Find every line in the records below that holds the word "Officer", and copy each one.

──────── Record list ────────

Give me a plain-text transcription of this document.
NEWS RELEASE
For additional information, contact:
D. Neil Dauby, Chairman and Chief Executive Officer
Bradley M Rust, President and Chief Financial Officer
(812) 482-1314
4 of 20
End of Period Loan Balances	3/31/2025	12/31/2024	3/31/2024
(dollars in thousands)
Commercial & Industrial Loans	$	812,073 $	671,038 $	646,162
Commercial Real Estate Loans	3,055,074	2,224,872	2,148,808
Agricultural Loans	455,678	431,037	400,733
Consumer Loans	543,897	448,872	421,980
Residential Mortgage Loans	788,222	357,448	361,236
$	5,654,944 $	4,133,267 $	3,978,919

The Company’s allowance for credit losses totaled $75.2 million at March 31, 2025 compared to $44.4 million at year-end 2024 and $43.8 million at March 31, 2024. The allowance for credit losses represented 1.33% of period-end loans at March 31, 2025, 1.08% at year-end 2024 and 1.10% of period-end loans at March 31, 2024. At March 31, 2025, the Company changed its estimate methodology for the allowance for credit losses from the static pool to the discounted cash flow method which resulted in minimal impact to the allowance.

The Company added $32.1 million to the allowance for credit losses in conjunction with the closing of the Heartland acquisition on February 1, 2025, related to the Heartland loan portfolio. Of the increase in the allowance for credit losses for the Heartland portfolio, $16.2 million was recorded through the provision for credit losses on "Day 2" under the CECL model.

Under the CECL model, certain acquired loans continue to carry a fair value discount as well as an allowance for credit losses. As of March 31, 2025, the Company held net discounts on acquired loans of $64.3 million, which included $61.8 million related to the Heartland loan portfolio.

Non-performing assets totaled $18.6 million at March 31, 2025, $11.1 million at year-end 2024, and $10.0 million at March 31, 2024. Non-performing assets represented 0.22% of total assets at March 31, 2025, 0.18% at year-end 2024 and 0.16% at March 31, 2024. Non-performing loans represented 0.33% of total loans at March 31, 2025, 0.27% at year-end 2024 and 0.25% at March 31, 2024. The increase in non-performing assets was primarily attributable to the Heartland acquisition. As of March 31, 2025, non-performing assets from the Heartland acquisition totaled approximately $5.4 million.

────────

> **Exercise response**
D. Neil Dauby, Chairman and Chief Executive Officer
Bradley M Rust, President and Chief Financial Officer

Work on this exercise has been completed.